◆ **TASK TO CARRY OUT**: Filter the records below and copy every line containing the word "robot".

[Extracted records]
begin

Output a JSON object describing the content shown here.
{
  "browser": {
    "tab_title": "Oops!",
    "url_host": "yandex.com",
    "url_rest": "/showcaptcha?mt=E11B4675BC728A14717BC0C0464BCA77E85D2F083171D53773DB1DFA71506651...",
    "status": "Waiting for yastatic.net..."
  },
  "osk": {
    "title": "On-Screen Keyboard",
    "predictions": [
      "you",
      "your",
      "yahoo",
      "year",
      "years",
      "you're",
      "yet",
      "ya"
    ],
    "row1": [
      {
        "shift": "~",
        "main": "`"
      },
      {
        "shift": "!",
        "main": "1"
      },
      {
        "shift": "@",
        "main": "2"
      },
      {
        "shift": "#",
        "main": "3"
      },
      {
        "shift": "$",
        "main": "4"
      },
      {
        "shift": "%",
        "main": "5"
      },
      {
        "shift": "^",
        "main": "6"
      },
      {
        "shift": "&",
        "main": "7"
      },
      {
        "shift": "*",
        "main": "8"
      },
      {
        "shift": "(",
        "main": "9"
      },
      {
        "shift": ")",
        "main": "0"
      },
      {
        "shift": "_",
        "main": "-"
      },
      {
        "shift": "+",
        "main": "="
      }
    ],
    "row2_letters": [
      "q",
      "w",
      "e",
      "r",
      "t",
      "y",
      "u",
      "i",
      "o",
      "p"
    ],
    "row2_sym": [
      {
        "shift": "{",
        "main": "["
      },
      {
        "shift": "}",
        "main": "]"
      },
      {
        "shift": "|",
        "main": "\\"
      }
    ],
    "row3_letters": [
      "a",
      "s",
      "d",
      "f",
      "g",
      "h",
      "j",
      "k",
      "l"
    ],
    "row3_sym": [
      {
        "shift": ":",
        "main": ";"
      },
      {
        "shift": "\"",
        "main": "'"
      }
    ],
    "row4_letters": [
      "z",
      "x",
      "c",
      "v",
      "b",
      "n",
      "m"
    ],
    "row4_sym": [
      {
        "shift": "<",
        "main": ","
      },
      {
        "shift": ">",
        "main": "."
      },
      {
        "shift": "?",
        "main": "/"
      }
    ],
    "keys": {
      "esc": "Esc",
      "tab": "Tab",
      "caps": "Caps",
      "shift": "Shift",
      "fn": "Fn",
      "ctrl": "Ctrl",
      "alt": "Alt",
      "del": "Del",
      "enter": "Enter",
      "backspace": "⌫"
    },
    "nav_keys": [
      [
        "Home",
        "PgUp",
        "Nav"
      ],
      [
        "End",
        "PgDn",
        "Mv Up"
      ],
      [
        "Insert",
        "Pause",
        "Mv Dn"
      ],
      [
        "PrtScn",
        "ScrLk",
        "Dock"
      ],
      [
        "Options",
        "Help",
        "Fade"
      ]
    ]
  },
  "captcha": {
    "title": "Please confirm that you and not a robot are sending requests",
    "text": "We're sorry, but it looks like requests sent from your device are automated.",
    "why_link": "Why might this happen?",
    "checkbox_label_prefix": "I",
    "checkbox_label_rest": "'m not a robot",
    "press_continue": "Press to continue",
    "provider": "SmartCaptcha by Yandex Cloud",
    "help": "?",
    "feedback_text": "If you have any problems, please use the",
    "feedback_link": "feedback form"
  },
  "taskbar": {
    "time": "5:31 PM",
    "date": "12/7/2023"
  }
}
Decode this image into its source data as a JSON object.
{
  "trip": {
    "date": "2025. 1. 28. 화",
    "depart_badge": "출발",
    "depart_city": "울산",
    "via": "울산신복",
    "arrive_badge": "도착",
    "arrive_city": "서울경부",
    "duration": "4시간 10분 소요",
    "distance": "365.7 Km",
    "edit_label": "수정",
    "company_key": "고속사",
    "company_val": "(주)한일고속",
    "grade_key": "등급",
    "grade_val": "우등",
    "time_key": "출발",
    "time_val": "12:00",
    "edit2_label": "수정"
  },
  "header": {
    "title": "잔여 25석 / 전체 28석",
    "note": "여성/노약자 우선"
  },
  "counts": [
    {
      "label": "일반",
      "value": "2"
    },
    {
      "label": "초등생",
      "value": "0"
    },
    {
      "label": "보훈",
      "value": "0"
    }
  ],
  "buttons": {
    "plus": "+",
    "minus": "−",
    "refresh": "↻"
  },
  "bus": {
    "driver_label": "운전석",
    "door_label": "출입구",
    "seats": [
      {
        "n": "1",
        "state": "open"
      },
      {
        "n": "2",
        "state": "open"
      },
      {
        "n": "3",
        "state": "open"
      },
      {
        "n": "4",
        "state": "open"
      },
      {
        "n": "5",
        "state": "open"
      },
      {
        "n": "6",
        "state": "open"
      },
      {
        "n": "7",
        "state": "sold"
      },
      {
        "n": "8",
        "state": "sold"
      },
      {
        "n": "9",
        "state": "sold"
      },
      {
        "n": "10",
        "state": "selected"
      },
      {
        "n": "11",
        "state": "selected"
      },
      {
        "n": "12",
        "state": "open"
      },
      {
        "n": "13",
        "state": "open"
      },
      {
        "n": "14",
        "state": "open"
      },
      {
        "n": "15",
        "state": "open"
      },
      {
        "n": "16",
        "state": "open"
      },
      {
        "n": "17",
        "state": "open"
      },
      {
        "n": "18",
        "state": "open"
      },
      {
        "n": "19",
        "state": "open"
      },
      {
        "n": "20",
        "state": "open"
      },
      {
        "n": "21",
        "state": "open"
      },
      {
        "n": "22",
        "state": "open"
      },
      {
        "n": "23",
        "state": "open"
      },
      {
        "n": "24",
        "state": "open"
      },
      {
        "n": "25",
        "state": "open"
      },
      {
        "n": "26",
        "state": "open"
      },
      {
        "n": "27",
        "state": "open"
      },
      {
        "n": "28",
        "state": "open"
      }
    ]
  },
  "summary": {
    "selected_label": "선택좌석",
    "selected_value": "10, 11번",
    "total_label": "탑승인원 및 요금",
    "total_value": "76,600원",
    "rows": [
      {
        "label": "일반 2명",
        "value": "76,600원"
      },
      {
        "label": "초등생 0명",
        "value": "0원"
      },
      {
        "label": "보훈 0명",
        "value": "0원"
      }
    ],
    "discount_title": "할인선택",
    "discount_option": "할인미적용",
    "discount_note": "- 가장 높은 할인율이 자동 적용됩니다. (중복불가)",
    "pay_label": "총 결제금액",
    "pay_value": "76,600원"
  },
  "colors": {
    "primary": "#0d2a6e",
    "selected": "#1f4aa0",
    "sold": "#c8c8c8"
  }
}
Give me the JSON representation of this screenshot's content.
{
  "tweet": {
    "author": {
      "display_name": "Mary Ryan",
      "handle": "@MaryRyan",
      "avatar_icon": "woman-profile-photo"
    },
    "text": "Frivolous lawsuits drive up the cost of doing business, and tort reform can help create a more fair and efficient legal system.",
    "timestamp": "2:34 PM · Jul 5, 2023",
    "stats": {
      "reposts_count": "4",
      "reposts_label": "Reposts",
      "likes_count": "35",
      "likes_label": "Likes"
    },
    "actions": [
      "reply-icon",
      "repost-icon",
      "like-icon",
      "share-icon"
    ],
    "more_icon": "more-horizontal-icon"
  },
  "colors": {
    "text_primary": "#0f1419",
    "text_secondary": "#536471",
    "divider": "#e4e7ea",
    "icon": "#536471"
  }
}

end

◆ **REPLY TO THE TASK**:
    "title": "Please confirm that you and not a robot are sending requests",
    "checkbox_label_rest": "'m not a robot",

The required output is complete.